Data lines:
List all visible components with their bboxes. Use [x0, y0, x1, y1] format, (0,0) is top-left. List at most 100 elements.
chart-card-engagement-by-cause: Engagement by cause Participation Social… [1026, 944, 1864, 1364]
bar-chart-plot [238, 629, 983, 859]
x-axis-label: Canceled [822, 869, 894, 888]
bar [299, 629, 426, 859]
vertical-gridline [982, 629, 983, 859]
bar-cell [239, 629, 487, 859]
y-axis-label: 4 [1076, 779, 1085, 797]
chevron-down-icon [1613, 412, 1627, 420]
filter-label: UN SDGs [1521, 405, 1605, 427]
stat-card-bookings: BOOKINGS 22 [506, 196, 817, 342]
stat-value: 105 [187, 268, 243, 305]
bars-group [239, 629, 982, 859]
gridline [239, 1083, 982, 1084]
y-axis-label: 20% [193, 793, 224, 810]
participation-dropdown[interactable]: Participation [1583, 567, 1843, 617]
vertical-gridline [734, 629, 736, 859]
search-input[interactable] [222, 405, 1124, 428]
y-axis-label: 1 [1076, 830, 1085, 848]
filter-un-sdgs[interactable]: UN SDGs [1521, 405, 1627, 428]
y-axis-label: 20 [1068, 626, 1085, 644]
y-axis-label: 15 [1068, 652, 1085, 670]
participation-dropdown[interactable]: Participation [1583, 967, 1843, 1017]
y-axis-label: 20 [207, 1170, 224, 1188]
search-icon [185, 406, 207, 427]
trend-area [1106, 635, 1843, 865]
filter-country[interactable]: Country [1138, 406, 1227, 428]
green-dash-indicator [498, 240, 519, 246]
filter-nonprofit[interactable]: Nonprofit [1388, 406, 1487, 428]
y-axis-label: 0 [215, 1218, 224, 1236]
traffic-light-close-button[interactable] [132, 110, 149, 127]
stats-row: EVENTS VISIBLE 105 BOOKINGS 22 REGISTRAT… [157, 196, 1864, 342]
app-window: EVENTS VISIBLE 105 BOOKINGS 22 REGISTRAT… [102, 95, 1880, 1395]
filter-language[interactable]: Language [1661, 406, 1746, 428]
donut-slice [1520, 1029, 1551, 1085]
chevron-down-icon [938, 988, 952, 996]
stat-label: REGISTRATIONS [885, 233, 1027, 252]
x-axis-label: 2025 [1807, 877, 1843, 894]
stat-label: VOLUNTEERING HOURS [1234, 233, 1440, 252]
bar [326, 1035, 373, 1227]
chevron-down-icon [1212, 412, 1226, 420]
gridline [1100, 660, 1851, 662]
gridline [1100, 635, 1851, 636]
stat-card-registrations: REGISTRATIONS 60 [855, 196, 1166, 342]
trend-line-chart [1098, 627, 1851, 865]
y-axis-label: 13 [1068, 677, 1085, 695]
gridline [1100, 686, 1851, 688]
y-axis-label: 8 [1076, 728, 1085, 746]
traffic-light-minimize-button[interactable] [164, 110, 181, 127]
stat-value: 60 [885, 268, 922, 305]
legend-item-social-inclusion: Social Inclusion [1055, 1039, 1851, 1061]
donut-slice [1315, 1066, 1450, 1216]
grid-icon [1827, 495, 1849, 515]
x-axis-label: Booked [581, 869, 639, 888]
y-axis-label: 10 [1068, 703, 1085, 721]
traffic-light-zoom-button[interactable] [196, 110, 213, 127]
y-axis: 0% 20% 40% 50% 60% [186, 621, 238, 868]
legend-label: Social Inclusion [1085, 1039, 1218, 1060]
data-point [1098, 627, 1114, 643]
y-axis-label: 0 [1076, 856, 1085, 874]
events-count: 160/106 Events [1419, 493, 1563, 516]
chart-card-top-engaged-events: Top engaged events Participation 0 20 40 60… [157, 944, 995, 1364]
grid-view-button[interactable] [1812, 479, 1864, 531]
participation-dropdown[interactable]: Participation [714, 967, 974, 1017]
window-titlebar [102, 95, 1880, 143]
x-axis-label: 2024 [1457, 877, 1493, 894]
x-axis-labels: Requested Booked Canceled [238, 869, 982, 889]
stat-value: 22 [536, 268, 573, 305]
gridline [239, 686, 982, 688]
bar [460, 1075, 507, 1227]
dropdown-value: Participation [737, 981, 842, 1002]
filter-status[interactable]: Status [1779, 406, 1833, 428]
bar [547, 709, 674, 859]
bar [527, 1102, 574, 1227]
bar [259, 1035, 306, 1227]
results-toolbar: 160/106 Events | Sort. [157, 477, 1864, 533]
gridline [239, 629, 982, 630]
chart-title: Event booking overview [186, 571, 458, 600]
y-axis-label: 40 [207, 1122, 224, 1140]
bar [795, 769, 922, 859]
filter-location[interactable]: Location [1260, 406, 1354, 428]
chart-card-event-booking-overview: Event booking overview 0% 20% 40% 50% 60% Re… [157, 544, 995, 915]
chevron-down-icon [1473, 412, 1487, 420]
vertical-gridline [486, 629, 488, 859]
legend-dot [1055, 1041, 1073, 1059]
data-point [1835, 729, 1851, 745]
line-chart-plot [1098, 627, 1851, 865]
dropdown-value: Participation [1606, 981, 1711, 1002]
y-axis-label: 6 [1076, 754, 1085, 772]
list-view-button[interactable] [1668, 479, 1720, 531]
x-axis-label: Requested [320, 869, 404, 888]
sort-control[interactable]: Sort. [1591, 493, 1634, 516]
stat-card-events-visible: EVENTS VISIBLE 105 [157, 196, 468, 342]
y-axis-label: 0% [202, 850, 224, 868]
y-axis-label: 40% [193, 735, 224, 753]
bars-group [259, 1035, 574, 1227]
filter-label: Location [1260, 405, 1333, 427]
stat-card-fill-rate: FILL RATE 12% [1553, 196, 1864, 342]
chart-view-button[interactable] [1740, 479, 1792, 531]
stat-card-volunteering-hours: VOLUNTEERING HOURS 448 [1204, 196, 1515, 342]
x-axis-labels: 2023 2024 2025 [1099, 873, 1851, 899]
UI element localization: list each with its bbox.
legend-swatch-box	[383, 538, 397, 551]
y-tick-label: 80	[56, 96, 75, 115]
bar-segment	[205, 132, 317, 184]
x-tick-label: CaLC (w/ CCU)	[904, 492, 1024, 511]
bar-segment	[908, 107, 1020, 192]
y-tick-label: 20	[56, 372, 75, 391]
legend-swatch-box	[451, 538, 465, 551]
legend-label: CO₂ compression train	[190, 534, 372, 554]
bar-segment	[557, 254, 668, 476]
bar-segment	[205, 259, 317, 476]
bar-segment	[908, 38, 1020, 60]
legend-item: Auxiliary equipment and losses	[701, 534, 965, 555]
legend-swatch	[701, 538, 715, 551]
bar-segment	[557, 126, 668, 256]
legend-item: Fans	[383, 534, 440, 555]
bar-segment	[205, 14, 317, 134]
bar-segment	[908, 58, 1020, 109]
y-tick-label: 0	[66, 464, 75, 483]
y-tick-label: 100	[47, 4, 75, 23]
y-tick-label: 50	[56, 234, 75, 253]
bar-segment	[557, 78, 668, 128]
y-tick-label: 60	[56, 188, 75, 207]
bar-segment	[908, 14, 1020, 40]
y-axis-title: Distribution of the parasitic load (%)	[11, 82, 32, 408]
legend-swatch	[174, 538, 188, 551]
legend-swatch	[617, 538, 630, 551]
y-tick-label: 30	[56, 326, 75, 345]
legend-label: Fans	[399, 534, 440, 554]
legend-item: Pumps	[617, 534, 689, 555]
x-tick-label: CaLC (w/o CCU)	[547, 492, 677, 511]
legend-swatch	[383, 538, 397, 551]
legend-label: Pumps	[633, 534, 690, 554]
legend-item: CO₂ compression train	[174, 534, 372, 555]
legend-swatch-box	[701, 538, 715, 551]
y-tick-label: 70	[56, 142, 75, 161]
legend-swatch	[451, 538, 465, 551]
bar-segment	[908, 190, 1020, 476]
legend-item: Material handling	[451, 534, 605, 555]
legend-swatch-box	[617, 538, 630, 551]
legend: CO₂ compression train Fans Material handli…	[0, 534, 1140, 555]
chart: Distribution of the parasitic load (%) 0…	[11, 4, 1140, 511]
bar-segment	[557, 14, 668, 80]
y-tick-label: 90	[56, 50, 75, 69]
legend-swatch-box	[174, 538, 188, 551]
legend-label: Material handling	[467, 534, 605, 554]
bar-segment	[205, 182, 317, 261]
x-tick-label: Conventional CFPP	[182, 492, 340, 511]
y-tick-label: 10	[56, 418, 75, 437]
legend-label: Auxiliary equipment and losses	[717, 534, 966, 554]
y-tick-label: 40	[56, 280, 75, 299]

What is asked:
Write out the data between the start and the line containing "chevron-down-icon [1613, 412, 1627, 420]", inclusive, with every line kept unchanged.

Output for this exercise:
List all visible components with their bboxes. Use [x0, y0, x1, y1] format, (0,0) is top-left. List at most 100 elements.
chart-card-engagement-by-cause: Engagement by cause Participation Social… [1026, 944, 1864, 1364]
bar-chart-plot [238, 629, 983, 859]
x-axis-label: Canceled [822, 869, 894, 888]
bar [299, 629, 426, 859]
vertical-gridline [982, 629, 983, 859]
bar-cell [239, 629, 487, 859]
y-axis-label: 4 [1076, 779, 1085, 797]
chevron-down-icon [1613, 412, 1627, 420]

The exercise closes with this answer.